Can you print the data exactly and leave out each image?

(Entries from a visual dataset)
....
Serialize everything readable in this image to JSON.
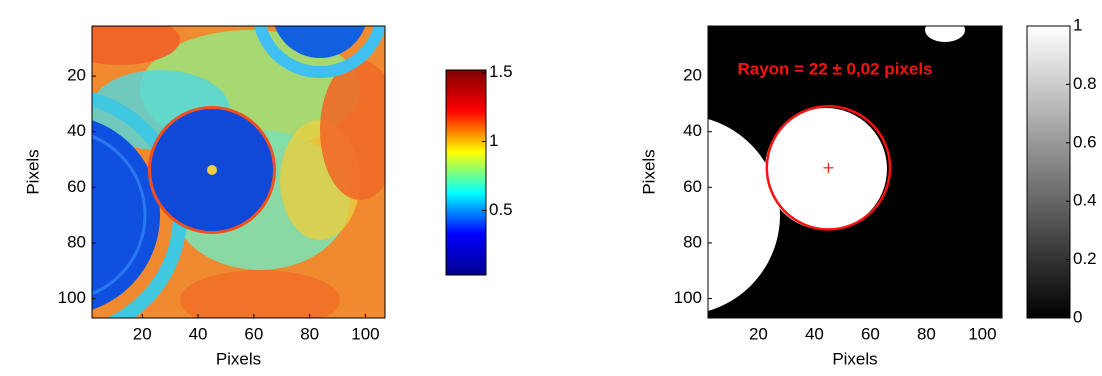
{
  "chart_data": [
    {
      "type": "heatmap",
      "xlabel": "Pixels",
      "ylabel": "Pixels",
      "xlim": [
        2,
        107
      ],
      "ylim": [
        2,
        107
      ],
      "xticks": [
        20,
        40,
        60,
        80,
        100
      ],
      "yticks": [
        20,
        40,
        60,
        80,
        100
      ],
      "colormap": "jet",
      "colorbar": {
        "lim": [
          0.03,
          1.52
        ],
        "ticks": [
          0.5,
          1,
          1.5
        ]
      }
    },
    {
      "type": "heatmap",
      "xlabel": "Pixels",
      "ylabel": "Pixels",
      "xlim": [
        2,
        107
      ],
      "ylim": [
        2,
        107
      ],
      "xticks": [
        20,
        40,
        60,
        80,
        100
      ],
      "yticks": [
        20,
        40,
        60,
        80,
        100
      ],
      "colormap": "gray",
      "colorbar": {
        "lim": [
          0,
          1
        ],
        "ticks": [
          0,
          0.2,
          0.4,
          0.6,
          0.8,
          1
        ]
      },
      "annotation": "Rayon = 22 ± 0,02 pixels",
      "annotation_color": "#ff1010",
      "circle": {
        "center": [
          45,
          53
        ],
        "radius": 22,
        "color": "#ff1010"
      }
    }
  ]
}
....
== Answer in full ==
Serialize everything readable in this image to JSON.
{
  "chart_data": [
    {
      "type": "heatmap",
      "xlabel": "Pixels",
      "ylabel": "Pixels",
      "xlim": [
        2,
        107
      ],
      "ylim": [
        2,
        107
      ],
      "xticks": [
        20,
        40,
        60,
        80,
        100
      ],
      "yticks": [
        20,
        40,
        60,
        80,
        100
      ],
      "colormap": "jet",
      "colorbar": {
        "lim": [
          0.03,
          1.52
        ],
        "ticks": [
          0.5,
          1,
          1.5
        ]
      }
    },
    {
      "type": "heatmap",
      "xlabel": "Pixels",
      "ylabel": "Pixels",
      "xlim": [
        2,
        107
      ],
      "ylim": [
        2,
        107
      ],
      "xticks": [
        20,
        40,
        60,
        80,
        100
      ],
      "yticks": [
        20,
        40,
        60,
        80,
        100
      ],
      "colormap": "gray",
      "colorbar": {
        "lim": [
          0,
          1
        ],
        "ticks": [
          0,
          0.2,
          0.4,
          0.6,
          0.8,
          1
        ]
      },
      "annotation": "Rayon = 22 ± 0,02 pixels",
      "annotation_color": "#ff1010",
      "circle": {
        "center": [
          45,
          53
        ],
        "radius": 22,
        "color": "#ff1010"
      }
    }
  ]
}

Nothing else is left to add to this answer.